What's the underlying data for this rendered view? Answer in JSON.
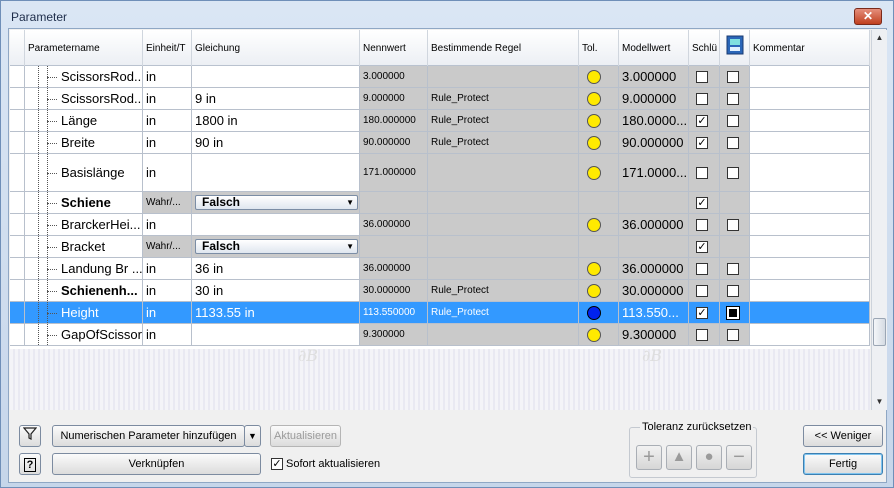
{
  "window": {
    "title": "Parameter",
    "close": "✕"
  },
  "columns": [
    "Parametername",
    "Einheit/T",
    "Gleichung",
    "Nennwert",
    "Bestimmende Regel",
    "Tol.",
    "Modellwert",
    "Schlü",
    "",
    "Kommentar"
  ],
  "rows": [
    {
      "name": "ScissorsRod...",
      "unit": "in",
      "equation": "",
      "nominal": "3.000000",
      "rule": "",
      "tol": "yellow",
      "model": "3.000000",
      "key": false,
      "export": false
    },
    {
      "name": "ScissorsRod...",
      "unit": "in",
      "equation": "9 in",
      "nominal": "9.000000",
      "rule": "Rule_Protect",
      "tol": "yellow",
      "model": "9.000000",
      "key": false,
      "export": false
    },
    {
      "name": "Länge",
      "unit": "in",
      "equation": "1800 in",
      "nominal": "180.000000",
      "rule": "Rule_Protect",
      "tol": "yellow",
      "model": "180.0000...",
      "key": true,
      "export": false
    },
    {
      "name": "Breite",
      "unit": "in",
      "equation": "90 in",
      "nominal": "90.000000",
      "rule": "Rule_Protect",
      "tol": "yellow",
      "model": "90.000000",
      "key": true,
      "export": false
    },
    {
      "name": "Basislänge",
      "unit": "in",
      "equation": "",
      "nominal": "171.000000",
      "rule": "",
      "tol": "yellow",
      "model": "171.0000...",
      "key": false,
      "export": false
    },
    {
      "name": "Schiene",
      "unit": "Wahr/...",
      "equation": "Falsch",
      "nominal": "",
      "rule": "",
      "tol": "",
      "model": "",
      "key": true,
      "export": null
    },
    {
      "name": "BrarckerHei...",
      "unit": "in",
      "equation": "",
      "nominal": "36.000000",
      "rule": "",
      "tol": "yellow",
      "model": "36.000000",
      "key": false,
      "export": false
    },
    {
      "name": "Bracket",
      "unit": "Wahr/...",
      "equation": "Falsch",
      "nominal": "",
      "rule": "",
      "tol": "",
      "model": "",
      "key": true,
      "export": null
    },
    {
      "name": "Landung Br ...",
      "unit": "in",
      "equation": "36 in",
      "nominal": "36.000000",
      "rule": "",
      "tol": "yellow",
      "model": "36.000000",
      "key": false,
      "export": false
    },
    {
      "name": "Schienenh...",
      "unit": "in",
      "equation": "30 in",
      "nominal": "30.000000",
      "rule": "Rule_Protect",
      "tol": "yellow",
      "model": "30.000000",
      "key": false,
      "export": false
    },
    {
      "name": "Height",
      "unit": "in",
      "equation": "1133.55 in",
      "nominal": "113.550000",
      "rule": "Rule_Protect",
      "tol": "blue",
      "model": "113.550...",
      "key": true,
      "export": true
    },
    {
      "name": "GapOfScissors",
      "unit": "in",
      "equation": "",
      "nominal": "9.300000",
      "rule": "",
      "tol": "yellow",
      "model": "9.300000",
      "key": false,
      "export": false
    }
  ],
  "buttons": {
    "add_numeric": "Numerischen Parameter hinzufügen",
    "update": "Aktualisieren",
    "link": "Verknüpfen",
    "less": "<< Weniger",
    "done": "Fertig"
  },
  "auto_update_label": "Sofort aktualisieren",
  "tolerance": {
    "label": "Toleranz zurücksetzen",
    "buttons": [
      "+",
      "▲",
      "●",
      "−"
    ]
  },
  "colors": {
    "selection": "#3399ff",
    "led_yellow": "#ffea00",
    "led_blue": "#0022ee"
  }
}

+---+

EXERCISE = Leaving aside the images, write out the entries above word for word.

RESPONSE BELOW =
What's the underlying data for this rendered view? Answer in JSON.
{
  "window": {
    "title": "Parameter",
    "close": "✕"
  },
  "columns": [
    "Parametername",
    "Einheit/T",
    "Gleichung",
    "Nennwert",
    "Bestimmende Regel",
    "Tol.",
    "Modellwert",
    "Schlü",
    "",
    "Kommentar"
  ],
  "rows": [
    {
      "name": "ScissorsRod...",
      "unit": "in",
      "equation": "",
      "nominal": "3.000000",
      "rule": "",
      "tol": "yellow",
      "model": "3.000000",
      "key": false,
      "export": false
    },
    {
      "name": "ScissorsRod...",
      "unit": "in",
      "equation": "9 in",
      "nominal": "9.000000",
      "rule": "Rule_Protect",
      "tol": "yellow",
      "model": "9.000000",
      "key": false,
      "export": false
    },
    {
      "name": "Länge",
      "unit": "in",
      "equation": "1800 in",
      "nominal": "180.000000",
      "rule": "Rule_Protect",
      "tol": "yellow",
      "model": "180.0000...",
      "key": true,
      "export": false
    },
    {
      "name": "Breite",
      "unit": "in",
      "equation": "90 in",
      "nominal": "90.000000",
      "rule": "Rule_Protect",
      "tol": "yellow",
      "model": "90.000000",
      "key": true,
      "export": false
    },
    {
      "name": "Basislänge",
      "unit": "in",
      "equation": "",
      "nominal": "171.000000",
      "rule": "",
      "tol": "yellow",
      "model": "171.0000...",
      "key": false,
      "export": false
    },
    {
      "name": "Schiene",
      "unit": "Wahr/...",
      "equation": "Falsch",
      "nominal": "",
      "rule": "",
      "tol": "",
      "model": "",
      "key": true,
      "export": null
    },
    {
      "name": "BrarckerHei...",
      "unit": "in",
      "equation": "",
      "nominal": "36.000000",
      "rule": "",
      "tol": "yellow",
      "model": "36.000000",
      "key": false,
      "export": false
    },
    {
      "name": "Bracket",
      "unit": "Wahr/...",
      "equation": "Falsch",
      "nominal": "",
      "rule": "",
      "tol": "",
      "model": "",
      "key": true,
      "export": null
    },
    {
      "name": "Landung Br ...",
      "unit": "in",
      "equation": "36 in",
      "nominal": "36.000000",
      "rule": "",
      "tol": "yellow",
      "model": "36.000000",
      "key": false,
      "export": false
    },
    {
      "name": "Schienenh...",
      "unit": "in",
      "equation": "30 in",
      "nominal": "30.000000",
      "rule": "Rule_Protect",
      "tol": "yellow",
      "model": "30.000000",
      "key": false,
      "export": false
    },
    {
      "name": "Height",
      "unit": "in",
      "equation": "1133.55 in",
      "nominal": "113.550000",
      "rule": "Rule_Protect",
      "tol": "blue",
      "model": "113.550...",
      "key": true,
      "export": true
    },
    {
      "name": "GapOfScissors",
      "unit": "in",
      "equation": "",
      "nominal": "9.300000",
      "rule": "",
      "tol": "yellow",
      "model": "9.300000",
      "key": false,
      "export": false
    }
  ],
  "buttons": {
    "add_numeric": "Numerischen Parameter hinzufügen",
    "update": "Aktualisieren",
    "link": "Verknüpfen",
    "less": "<< Weniger",
    "done": "Fertig"
  },
  "auto_update_label": "Sofort aktualisieren",
  "tolerance": {
    "label": "Toleranz zurücksetzen",
    "buttons": [
      "+",
      "▲",
      "●",
      "−"
    ]
  },
  "colors": {
    "selection": "#3399ff",
    "led_yellow": "#ffea00",
    "led_blue": "#0022ee"
  }
}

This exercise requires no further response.